* **Requirements**: Format the listing below as a numbered list, from its first line through the line containing "hero-title-line: Cards in 3 [191,443,516,521]", leaving out any blank lines.

* **Information provided**:
# # # # #

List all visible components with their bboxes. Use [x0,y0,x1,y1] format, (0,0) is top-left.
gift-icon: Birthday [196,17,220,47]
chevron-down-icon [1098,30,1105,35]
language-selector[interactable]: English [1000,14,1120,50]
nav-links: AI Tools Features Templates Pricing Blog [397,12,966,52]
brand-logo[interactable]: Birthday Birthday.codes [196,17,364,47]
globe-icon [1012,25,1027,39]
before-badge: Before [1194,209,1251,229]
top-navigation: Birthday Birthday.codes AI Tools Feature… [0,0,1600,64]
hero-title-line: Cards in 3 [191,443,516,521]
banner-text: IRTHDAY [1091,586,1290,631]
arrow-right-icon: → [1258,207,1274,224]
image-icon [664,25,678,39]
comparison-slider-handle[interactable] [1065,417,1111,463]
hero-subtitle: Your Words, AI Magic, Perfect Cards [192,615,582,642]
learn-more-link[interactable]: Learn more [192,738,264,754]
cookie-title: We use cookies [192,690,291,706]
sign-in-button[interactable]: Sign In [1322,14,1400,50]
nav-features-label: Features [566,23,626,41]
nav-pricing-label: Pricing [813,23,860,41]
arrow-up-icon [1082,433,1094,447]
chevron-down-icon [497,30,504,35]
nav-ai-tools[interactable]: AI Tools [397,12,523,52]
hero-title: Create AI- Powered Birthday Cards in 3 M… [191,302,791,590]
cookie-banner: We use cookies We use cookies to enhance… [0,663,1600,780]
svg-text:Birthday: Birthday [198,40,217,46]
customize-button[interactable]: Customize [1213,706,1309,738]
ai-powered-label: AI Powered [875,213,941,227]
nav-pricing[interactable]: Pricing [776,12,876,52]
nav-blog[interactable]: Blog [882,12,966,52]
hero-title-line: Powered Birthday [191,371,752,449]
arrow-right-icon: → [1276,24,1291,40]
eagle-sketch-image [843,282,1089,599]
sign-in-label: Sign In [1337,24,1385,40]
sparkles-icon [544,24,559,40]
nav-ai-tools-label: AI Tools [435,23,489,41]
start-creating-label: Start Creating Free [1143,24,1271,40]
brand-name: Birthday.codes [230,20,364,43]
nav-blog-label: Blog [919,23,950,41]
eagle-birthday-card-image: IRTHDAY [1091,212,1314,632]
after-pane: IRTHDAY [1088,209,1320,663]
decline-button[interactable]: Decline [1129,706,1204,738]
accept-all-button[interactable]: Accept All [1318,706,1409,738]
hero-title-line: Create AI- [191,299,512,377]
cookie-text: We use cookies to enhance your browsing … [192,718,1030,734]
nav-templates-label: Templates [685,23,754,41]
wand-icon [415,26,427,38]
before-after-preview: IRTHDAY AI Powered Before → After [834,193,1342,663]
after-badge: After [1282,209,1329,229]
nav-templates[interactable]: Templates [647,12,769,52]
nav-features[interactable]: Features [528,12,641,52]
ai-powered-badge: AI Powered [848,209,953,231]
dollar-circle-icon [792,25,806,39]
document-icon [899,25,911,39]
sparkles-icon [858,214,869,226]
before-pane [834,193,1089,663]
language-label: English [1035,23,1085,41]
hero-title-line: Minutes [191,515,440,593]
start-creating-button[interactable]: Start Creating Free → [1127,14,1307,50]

# # # # #

* **Result**:
1. List all visible components with their bboxes. Use [x0,y0,x1,y1] format, (0,0) is top-left.
2. gift-icon: Birthday [196,17,220,47]
3. chevron-down-icon [1098,30,1105,35]
4. language-selector[interactable]: English [1000,14,1120,50]
5. nav-links: AI Tools Features Templates Pricing Blog [397,12,966,52]
6. brand-logo[interactable]: Birthday Birthday.codes [196,17,364,47]
7. globe-icon [1012,25,1027,39]
8. before-badge: Before [1194,209,1251,229]
9. top-navigation: Birthday Birthday.codes AI Tools Feature… [0,0,1600,64]
10. hero-title-line: Cards in 3 [191,443,516,521]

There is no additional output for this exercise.